What is required: Write out the whole listing exactly as it stands.

Structured figure records:

────

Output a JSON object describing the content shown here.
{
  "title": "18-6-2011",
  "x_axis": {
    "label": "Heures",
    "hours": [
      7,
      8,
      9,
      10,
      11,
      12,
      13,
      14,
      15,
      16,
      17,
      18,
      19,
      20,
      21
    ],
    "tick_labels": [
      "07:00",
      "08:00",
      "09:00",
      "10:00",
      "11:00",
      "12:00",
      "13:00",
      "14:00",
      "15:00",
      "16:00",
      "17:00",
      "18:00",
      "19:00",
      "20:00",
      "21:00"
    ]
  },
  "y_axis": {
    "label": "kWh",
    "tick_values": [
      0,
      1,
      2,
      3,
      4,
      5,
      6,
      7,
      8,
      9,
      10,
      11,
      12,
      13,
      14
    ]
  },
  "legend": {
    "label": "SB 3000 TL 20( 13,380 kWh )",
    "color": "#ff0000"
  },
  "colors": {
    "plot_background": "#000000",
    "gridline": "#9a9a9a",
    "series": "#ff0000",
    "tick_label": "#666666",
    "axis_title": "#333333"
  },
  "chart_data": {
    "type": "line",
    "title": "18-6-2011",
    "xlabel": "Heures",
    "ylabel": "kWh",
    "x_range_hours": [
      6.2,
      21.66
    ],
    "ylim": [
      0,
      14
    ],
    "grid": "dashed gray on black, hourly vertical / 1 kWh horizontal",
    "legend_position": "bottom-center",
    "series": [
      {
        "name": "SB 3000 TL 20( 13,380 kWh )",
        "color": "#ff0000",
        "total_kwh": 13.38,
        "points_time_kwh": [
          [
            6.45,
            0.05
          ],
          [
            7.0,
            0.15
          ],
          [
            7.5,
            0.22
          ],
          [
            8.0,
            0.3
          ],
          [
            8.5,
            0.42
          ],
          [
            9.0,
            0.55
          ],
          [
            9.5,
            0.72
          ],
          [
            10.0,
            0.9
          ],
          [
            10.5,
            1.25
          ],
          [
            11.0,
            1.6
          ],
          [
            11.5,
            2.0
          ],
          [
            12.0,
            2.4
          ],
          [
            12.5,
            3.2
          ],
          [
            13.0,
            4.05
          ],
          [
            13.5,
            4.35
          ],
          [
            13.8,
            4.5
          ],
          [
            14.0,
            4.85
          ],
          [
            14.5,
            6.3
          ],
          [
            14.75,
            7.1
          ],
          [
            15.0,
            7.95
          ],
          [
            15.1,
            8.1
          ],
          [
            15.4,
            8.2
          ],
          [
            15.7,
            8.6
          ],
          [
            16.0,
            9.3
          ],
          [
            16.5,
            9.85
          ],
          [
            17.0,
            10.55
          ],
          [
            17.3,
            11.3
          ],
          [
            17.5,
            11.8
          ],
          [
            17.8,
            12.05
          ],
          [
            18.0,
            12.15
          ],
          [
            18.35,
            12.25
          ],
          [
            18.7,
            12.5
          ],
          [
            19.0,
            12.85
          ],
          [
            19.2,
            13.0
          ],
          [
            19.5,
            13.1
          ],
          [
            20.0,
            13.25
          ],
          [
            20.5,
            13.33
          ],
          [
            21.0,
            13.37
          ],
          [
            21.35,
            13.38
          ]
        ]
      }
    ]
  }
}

────

Task answer:
Output a JSON object describing the content shown here.
{
  "title": "18-6-2011",
  "x_axis": {
    "label": "Heures",
    "hours": [
      7,
      8,
      9,
      10,
      11,
      12,
      13,
      14,
      15,
      16,
      17,
      18,
      19,
      20,
      21
    ],
    "tick_labels": [
      "07:00",
      "08:00",
      "09:00",
      "10:00",
      "11:00",
      "12:00",
      "13:00",
      "14:00",
      "15:00",
      "16:00",
      "17:00",
      "18:00",
      "19:00",
      "20:00",
      "21:00"
    ]
  },
  "y_axis": {
    "label": "kWh",
    "tick_values": [
      0,
      1,
      2,
      3,
      4,
      5,
      6,
      7,
      8,
      9,
      10,
      11,
      12,
      13,
      14
    ]
  },
  "legend": {
    "label": "SB 3000 TL 20( 13,380 kWh )",
    "color": "#ff0000"
  },
  "colors": {
    "plot_background": "#000000",
    "gridline": "#9a9a9a",
    "series": "#ff0000",
    "tick_label": "#666666",
    "axis_title": "#333333"
  },
  "chart_data": {
    "type": "line",
    "title": "18-6-2011",
    "xlabel": "Heures",
    "ylabel": "kWh",
    "x_range_hours": [
      6.2,
      21.66
    ],
    "ylim": [
      0,
      14
    ],
    "grid": "dashed gray on black, hourly vertical / 1 kWh horizontal",
    "legend_position": "bottom-center",
    "series": [
      {
        "name": "SB 3000 TL 20( 13,380 kWh )",
        "color": "#ff0000",
        "total_kwh": 13.38,
        "points_time_kwh": [
          [
            6.45,
            0.05
          ],
          [
            7.0,
            0.15
          ],
          [
            7.5,
            0.22
          ],
          [
            8.0,
            0.3
          ],
          [
            8.5,
            0.42
          ],
          [
            9.0,
            0.55
          ],
          [
            9.5,
            0.72
          ],
          [
            10.0,
            0.9
          ],
          [
            10.5,
            1.25
          ],
          [
            11.0,
            1.6
          ],
          [
            11.5,
            2.0
          ],
          [
            12.0,
            2.4
          ],
          [
            12.5,
            3.2
          ],
          [
            13.0,
            4.05
          ],
          [
            13.5,
            4.35
          ],
          [
            13.8,
            4.5
          ],
          [
            14.0,
            4.85
          ],
          [
            14.5,
            6.3
          ],
          [
            14.75,
            7.1
          ],
          [
            15.0,
            7.95
          ],
          [
            15.1,
            8.1
          ],
          [
            15.4,
            8.2
          ],
          [
            15.7,
            8.6
          ],
          [
            16.0,
            9.3
          ],
          [
            16.5,
            9.85
          ],
          [
            17.0,
            10.55
          ],
          [
            17.3,
            11.3
          ],
          [
            17.5,
            11.8
          ],
          [
            17.8,
            12.05
          ],
          [
            18.0,
            12.15
          ],
          [
            18.35,
            12.25
          ],
          [
            18.7,
            12.5
          ],
          [
            19.0,
            12.85
          ],
          [
            19.2,
            13.0
          ],
          [
            19.5,
            13.1
          ],
          [
            20.0,
            13.25
          ],
          [
            20.5,
            13.33
          ],
          [
            21.0,
            13.37
          ],
          [
            21.35,
            13.38
          ]
        ]
      }
    ]
  }
}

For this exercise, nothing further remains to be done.